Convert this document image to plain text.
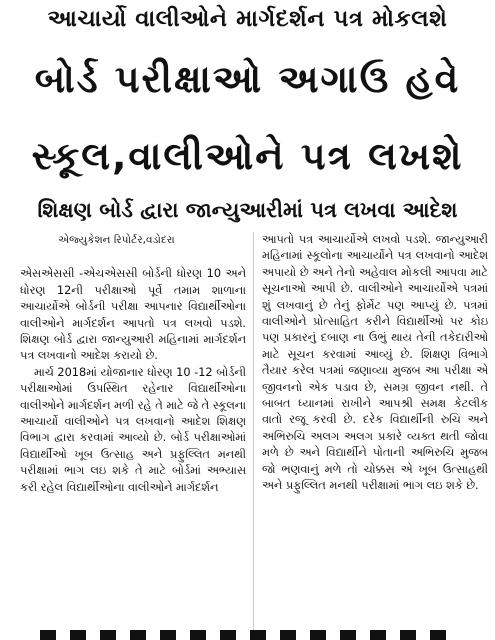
આચાર્યો વાલીઓને માર્ગદર્શન પત્ર મોકલશે
બોર્ડ પરીક્ષાઓ અગાઉ હવે
સ્કૂલ,વાલીઓને પત્ર લખશે
શિક્ષણ બોર્ડ દ્વારા જાન્યુઆરીમાં પત્ર લખવા આદેશ

એજ્યુકેશન રિપોર્ટર,વડોદરા

એસએસસી -એચએસસી બોર્ડની ધોરણ 10 અને ધોરણ 12ની પરીક્ષાઓ પૂર્વે તમામ શાળાના આચાર્યોએ બોર્ડની પરીક્ષા આપનાર વિદ્યાર્થીઓના વાલીઓને માર્ગદર્શન આપતો પત્ર લખવો પડશે. શિક્ષણ બોર્ડ દ્વારા જાન્યુઆરી મહિનામાં માર્ગદર્શન પત્ર લખવાનો આદેશ કરાયો છે.

માર્ચ 2018માં યોજાનાર ધોરણ 10 -12 બોર્ડની પરીક્ષાઓમાં ઉપસ્થિત રહેનાર વિદ્યાર્થીઓના વાલીઓને માર્ગદર્શન મળી રહે તે માટે જે તે સ્કૂલના આચાર્યો વાલીઓને પત્ર લખવાનો આદેશ શિક્ષણ વિભાગ દ્વારા કરવામાં આવ્યો છે. બોર્ડ પરીક્ષાઓમાં વિદ્યાર્થીઓ ખૂબ ઉત્સાહ અને પ્રફુલ્લિત મનથી પરીક્ષામાં ભાગ લઇ શકે તે માટે બોર્ડમાં અભ્યાસ કરી રહેલ વિદ્યાર્થીઓના વાલીઓને માર્ગદર્શન

આપતો પત્ર આચાર્યોએ લખવો પડશે. જાન્યુઆરી મહિનામાં સ્કૂલોના આચાર્યોને પત્ર લખવાનો આદેશ અપાયો છે અને તેનો અહેવાલ મોકલી આપવા માટે સૂચનાઓ આપી છે. વાલીઓને આચાર્યોએ પત્રમાં શું લખવાનું છે તેનું ફોર્મેટ પણ આપ્યું છે. પત્રમાં વાલીઓને પ્રોત્સાહિત કરીને વિદ્યાર્થીઓ પર કોઇ પણ પ્રકારનું દબાણ ના ઉભું થાય તેની તકેદારીઓ માટે સૂચન કરવામાં આવ્યું છે. શિક્ષણ વિભાગે તૈયાર કરેલ પત્રમાં જણાવ્યા મુજબ આ પરીક્ષા એ જીવનનો એક પડાવ છે, સમગ્ર જીવન નથી. તે બાબત ધ્યાનમાં રાખીને આપશ્રી સમક્ષ કેટલીક વાતો રજૂ કરવી છે. દરેક વિદ્યાર્થીની રુચિ અને અભિરુચિ અલગ અલગ પ્રકારે વ્યક્ત થતી જોવા મળે છે અને વિદ્યાર્થીને પોતાની અભિરુચિ મુજબ જો ભણવાનું મળે તો ચોક્કસ એ ખૂબ ઉત્સાહથી અને પ્રફુલ્લિત મનથી પરીક્ષામાં ભાગ લઇ શકે છે.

^^^^^^^^

*WORK INSTRUCTIONS*
Write out the full listing verbatim, excluding its pictures.

*WRITTEN ANSWER*
Convert this document image to plain text.
આચાર્યો વાલીઓને માર્ગદર્શન પત્ર મોકલશે
બોર્ડ પરીક્ષાઓ અગાઉ હવે
સ્કૂલ,વાલીઓને પત્ર લખશે
શિક્ષણ બોર્ડ દ્વારા જાન્યુઆરીમાં પત્ર લખવા આદેશ

એજ્યુકેશન રિપોર્ટર,વડોદરા

એસએસસી -એચએસસી બોર્ડની ધોરણ 10 અને ધોરણ 12ની પરીક્ષાઓ પૂર્વે તમામ શાળાના આચાર્યોએ બોર્ડની પરીક્ષા આપનાર વિદ્યાર્થીઓના વાલીઓને માર્ગદર્શન આપતો પત્ર લખવો પડશે. શિક્ષણ બોર્ડ દ્વારા જાન્યુઆરી મહિનામાં માર્ગદર્શન પત્ર લખવાનો આદેશ કરાયો છે.

માર્ચ 2018માં યોજાનાર ધોરણ 10 -12 બોર્ડની પરીક્ષાઓમાં ઉપસ્થિત રહેનાર વિદ્યાર્થીઓના વાલીઓને માર્ગદર્શન મળી રહે તે માટે જે તે સ્કૂલના આચાર્યો વાલીઓને પત્ર લખવાનો આદેશ શિક્ષણ વિભાગ દ્વારા કરવામાં આવ્યો છે. બોર્ડ પરીક્ષાઓમાં વિદ્યાર્થીઓ ખૂબ ઉત્સાહ અને પ્રફુલ્લિત મનથી પરીક્ષામાં ભાગ લઇ શકે તે માટે બોર્ડમાં અભ્યાસ કરી રહેલ વિદ્યાર્થીઓના વાલીઓને માર્ગદર્શન

આપતો પત્ર આચાર્યોએ લખવો પડશે. જાન્યુઆરી મહિનામાં સ્કૂલોના આચાર્યોને પત્ર લખવાનો આદેશ અપાયો છે અને તેનો અહેવાલ મોકલી આપવા માટે સૂચનાઓ આપી છે. વાલીઓને આચાર્યોએ પત્રમાં શું લખવાનું છે તેનું ફોર્મેટ પણ આપ્યું છે. પત્રમાં વાલીઓને પ્રોત્સાહિત કરીને વિદ્યાર્થીઓ પર કોઇ પણ પ્રકારનું દબાણ ના ઉભું થાય તેની તકેદારીઓ માટે સૂચન કરવામાં આવ્યું છે. શિક્ષણ વિભાગે તૈયાર કરેલ પત્રમાં જણાવ્યા મુજબ આ પરીક્ષા એ જીવનનો એક પડાવ છે, સમગ્ર જીવન નથી. તે બાબત ધ્યાનમાં રાખીને આપશ્રી સમક્ષ કેટલીક વાતો રજૂ કરવી છે. દરેક વિદ્યાર્થીની રુચિ અને અભિરુચિ અલગ અલગ પ્રકારે વ્યક્ત થતી જોવા મળે છે અને વિદ્યાર્થીને પોતાની અભિરુચિ મુજબ જો ભણવાનું મળે તો ચોક્કસ એ ખૂબ ઉત્સાહથી અને પ્રફુલ્લિત મનથી પરીક્ષામાં ભાગ લઇ શકે છે.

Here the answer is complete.